*** SUPPLIED TEXT ***

The cathedral aren't convinced. And as the local archaeological Finds Liaison Officer points out, it's a very medieval-looking 'grail';

http://www.thisislincolnshire.co.uk...cathedral/article-2310355-detail/article.html
 
Balderdash. That cup is clearly medieval European in design, not 1st-century Judean. Does Coleman postulate that the materials were melted down and re-cast in the 13th century according to the style of the place and period?

And of course I haven't read Coleman's book, but the provenance of the item as described in the OP-linked articles hardly inspires confidence in the cup's identity as "the Holy Grail". The thing was described in medieval literature as, alternately, a stone, a cup, and an infant. Our modern conception of it as being definitely a cup is not necessarily supported by the literature from which the myth originally derived.

In brief: It's all made up. The Chief Executive of the Cathedral is right to say "some of [Coleman's] conclusions require a few leaps of faith."
 
Oh, pish-tosh. Everybody knows the Holy Grail is in Valencia:
http://www.catedraldevalencia.es/el-santo-caliz_historia.php
So there. Ahem. No other possible relic can be the Holy Grail, and that's that. Nope. Not at all. It says so in the web there, so it's final. Well, what they say is that a study saying it's contemporary was "never refuted" and that the fact that it didn't break or got lost shows that there was divine will at work. Which must be good news for all those Egyptian, Babylonian and such things laying around...
 
I've always liked tales of people searching for the holy grail, and the ark, and other biblical artifacts, but try to keep in mind it's like searching for the doors of Moria.
 
The Chalice of Valencia appears to be more authentic to the time and place of Jesus than other claimants to the Grail. In 1960, Spanish archaeologist Antonio Beltrán stated his opinion that the cup was produced in Palestine or Egypt between the 4th century BCE and the 1st century CE. Of course, that doesn't make it "the Grail" as the Cathedral of Valencia asserts, but it does make it more likely to have been used by Jesus at the Last Supper than the medieval one in Lincoln Cathedral.

*** DATA ROWS ***

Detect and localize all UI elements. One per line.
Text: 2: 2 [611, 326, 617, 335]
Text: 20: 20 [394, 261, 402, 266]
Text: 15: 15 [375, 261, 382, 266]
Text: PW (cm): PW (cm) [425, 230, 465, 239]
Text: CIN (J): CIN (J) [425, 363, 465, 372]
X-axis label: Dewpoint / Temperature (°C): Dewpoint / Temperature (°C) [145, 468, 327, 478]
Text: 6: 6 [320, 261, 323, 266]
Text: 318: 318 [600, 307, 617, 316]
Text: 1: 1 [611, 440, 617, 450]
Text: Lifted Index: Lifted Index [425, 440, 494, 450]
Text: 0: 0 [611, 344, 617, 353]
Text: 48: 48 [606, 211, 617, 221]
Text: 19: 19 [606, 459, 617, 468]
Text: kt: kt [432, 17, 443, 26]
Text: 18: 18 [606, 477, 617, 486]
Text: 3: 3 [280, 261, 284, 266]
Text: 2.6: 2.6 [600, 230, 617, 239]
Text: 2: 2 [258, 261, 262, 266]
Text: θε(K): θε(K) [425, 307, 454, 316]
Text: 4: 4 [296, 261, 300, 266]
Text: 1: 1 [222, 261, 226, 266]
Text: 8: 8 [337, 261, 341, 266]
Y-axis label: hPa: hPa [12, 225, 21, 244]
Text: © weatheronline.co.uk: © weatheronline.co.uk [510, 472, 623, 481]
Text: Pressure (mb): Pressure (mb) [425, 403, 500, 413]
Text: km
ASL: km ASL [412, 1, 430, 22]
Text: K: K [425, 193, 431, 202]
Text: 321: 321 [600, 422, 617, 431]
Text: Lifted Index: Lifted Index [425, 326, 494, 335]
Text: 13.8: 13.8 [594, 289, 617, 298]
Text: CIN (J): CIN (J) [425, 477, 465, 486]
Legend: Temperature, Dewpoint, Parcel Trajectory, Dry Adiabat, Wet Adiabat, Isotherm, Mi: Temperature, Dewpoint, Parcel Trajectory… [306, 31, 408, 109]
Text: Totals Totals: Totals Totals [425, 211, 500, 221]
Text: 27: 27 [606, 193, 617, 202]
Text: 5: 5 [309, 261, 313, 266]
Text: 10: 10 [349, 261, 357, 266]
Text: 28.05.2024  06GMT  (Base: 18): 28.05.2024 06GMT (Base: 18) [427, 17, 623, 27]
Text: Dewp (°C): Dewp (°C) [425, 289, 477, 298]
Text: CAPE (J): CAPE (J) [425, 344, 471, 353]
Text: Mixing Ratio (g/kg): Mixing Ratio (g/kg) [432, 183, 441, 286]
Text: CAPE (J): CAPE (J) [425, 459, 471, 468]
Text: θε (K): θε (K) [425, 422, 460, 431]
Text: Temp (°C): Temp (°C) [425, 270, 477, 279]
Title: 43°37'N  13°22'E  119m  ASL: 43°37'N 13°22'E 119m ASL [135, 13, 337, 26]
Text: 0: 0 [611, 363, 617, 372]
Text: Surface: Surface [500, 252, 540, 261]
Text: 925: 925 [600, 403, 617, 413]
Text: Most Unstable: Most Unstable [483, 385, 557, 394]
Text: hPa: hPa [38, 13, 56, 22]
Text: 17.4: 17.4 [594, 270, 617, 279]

***

→ WRITTEN PROBLEM: Duplicate the stretch of the grail discussion text from "I've always liked" through "in Lincoln Cathedral.", word for word.

→ PROBLEM SOLUTION:
I've always liked tales of people searching for the holy grail, and the ark, and other biblical artifacts, but try to keep in mind it's like searching for the doors of Moria.
 
The Chalice of Valencia appears to be more authentic to the time and place of Jesus than other claimants to the Grail. In 1960, Spanish archaeologist Antonio Beltrán stated his opinion that the cup was produced in Palestine or Egypt between the 4th century BCE and the 1st century CE. Of course, that doesn't make it "the Grail" as the Cathedral of Valencia asserts, but it does make it more likely to have been used by Jesus at the Last Supper than the medieval one in Lincoln Cathedral.